_Source material_.
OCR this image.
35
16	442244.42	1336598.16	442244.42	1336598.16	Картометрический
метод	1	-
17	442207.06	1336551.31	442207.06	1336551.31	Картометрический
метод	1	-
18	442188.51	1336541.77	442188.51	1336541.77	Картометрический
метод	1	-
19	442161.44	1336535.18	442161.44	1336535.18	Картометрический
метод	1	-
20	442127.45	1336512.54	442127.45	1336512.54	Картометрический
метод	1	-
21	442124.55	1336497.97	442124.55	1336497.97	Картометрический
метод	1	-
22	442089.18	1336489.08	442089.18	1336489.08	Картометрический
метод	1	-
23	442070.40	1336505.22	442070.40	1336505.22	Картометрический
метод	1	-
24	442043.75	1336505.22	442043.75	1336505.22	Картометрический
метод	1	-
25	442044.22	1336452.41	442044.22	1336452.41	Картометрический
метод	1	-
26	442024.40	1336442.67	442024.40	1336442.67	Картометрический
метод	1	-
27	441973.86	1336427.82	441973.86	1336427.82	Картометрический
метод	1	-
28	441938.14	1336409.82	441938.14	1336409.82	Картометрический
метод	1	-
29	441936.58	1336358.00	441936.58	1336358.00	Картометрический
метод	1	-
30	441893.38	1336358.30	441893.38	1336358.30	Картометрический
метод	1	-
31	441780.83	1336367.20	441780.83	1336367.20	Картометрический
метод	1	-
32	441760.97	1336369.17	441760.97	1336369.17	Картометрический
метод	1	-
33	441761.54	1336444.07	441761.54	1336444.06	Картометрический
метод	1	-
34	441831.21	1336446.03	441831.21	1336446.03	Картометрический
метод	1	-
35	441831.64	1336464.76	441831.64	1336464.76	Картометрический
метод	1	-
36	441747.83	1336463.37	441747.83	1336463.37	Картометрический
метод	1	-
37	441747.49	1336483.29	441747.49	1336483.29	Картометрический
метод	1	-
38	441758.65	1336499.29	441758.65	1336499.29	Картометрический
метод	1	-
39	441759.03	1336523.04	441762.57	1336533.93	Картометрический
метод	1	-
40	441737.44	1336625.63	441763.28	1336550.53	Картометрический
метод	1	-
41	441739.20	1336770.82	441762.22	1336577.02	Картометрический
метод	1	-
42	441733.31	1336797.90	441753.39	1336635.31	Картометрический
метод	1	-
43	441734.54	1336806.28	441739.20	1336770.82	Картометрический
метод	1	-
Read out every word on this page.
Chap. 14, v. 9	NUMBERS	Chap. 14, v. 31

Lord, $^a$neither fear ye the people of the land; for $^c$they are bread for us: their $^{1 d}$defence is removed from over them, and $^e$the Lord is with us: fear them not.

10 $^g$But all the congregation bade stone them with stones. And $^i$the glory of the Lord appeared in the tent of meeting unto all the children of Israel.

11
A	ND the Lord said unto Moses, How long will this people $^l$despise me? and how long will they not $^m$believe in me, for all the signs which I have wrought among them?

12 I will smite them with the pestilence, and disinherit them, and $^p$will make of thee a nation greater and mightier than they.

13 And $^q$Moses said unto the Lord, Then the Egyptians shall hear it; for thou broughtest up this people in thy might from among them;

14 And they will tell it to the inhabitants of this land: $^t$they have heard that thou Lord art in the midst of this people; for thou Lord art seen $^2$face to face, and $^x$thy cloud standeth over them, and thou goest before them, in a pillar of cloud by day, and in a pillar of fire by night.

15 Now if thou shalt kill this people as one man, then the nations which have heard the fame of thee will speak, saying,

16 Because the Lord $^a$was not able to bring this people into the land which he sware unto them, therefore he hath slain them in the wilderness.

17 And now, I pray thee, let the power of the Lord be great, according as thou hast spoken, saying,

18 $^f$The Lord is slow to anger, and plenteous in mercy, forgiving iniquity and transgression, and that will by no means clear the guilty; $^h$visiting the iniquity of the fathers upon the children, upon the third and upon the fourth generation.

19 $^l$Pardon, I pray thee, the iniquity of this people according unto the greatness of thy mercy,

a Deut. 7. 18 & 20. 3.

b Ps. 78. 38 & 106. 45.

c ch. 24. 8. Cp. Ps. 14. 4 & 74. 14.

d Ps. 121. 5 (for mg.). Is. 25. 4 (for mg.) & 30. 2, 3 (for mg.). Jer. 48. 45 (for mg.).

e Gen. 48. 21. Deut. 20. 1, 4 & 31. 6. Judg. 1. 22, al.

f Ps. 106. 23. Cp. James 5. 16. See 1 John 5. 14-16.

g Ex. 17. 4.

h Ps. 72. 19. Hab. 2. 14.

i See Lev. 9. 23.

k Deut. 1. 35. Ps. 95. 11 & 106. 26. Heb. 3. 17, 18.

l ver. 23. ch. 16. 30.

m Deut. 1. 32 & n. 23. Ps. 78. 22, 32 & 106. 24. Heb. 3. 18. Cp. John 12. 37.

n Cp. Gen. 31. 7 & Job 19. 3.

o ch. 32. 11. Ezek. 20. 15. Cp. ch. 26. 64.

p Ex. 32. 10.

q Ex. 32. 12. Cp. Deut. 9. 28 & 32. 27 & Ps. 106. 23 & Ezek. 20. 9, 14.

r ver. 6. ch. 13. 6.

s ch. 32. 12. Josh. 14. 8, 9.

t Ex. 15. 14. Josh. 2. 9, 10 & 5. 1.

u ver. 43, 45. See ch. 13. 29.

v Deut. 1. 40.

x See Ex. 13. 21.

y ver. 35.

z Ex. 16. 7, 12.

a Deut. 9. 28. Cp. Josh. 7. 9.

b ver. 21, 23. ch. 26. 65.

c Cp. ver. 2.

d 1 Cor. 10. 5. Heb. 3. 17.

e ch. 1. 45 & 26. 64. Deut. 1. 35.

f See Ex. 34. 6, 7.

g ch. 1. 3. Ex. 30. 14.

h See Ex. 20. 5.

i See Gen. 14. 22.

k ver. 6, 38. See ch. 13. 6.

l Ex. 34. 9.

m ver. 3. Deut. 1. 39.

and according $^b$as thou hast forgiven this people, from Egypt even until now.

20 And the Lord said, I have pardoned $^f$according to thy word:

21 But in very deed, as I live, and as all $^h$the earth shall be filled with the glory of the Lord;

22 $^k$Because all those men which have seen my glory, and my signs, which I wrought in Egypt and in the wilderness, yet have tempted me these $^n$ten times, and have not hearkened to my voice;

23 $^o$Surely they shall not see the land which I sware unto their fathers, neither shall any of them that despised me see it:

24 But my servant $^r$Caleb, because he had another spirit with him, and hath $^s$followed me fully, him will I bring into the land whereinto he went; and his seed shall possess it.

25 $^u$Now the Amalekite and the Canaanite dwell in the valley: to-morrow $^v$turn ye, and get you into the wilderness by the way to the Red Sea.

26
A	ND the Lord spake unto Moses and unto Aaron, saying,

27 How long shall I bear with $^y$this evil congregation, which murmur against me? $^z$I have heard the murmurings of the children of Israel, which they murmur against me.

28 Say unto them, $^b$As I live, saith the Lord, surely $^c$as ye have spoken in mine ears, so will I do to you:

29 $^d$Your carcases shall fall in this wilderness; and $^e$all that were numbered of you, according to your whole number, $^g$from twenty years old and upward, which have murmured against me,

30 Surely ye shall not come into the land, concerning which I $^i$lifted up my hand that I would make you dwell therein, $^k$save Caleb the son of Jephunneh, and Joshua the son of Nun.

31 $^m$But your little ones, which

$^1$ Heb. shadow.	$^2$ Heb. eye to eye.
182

_What is needed_. Scan the lines for the string "children". Pick out every line that has it.

_Answer to this problem_.
10 $^g$But all the congregation bade stone them with stones. And $^i$the glory of the Lord appeared in the tent of meeting unto all the children of Israel.
18 $^f$The Lord is slow to anger, and plenteous in mercy, forgiving iniquity and transgression, and that will by no means clear the guilty; $^h$visiting the iniquity of the fathers upon the children, upon the third and upon the fourth generation.
27 How long shall I bear with $^y$this evil congregation, which murmur against me? $^z$I have heard the murmurings of the children of Israel, which they murmur against me.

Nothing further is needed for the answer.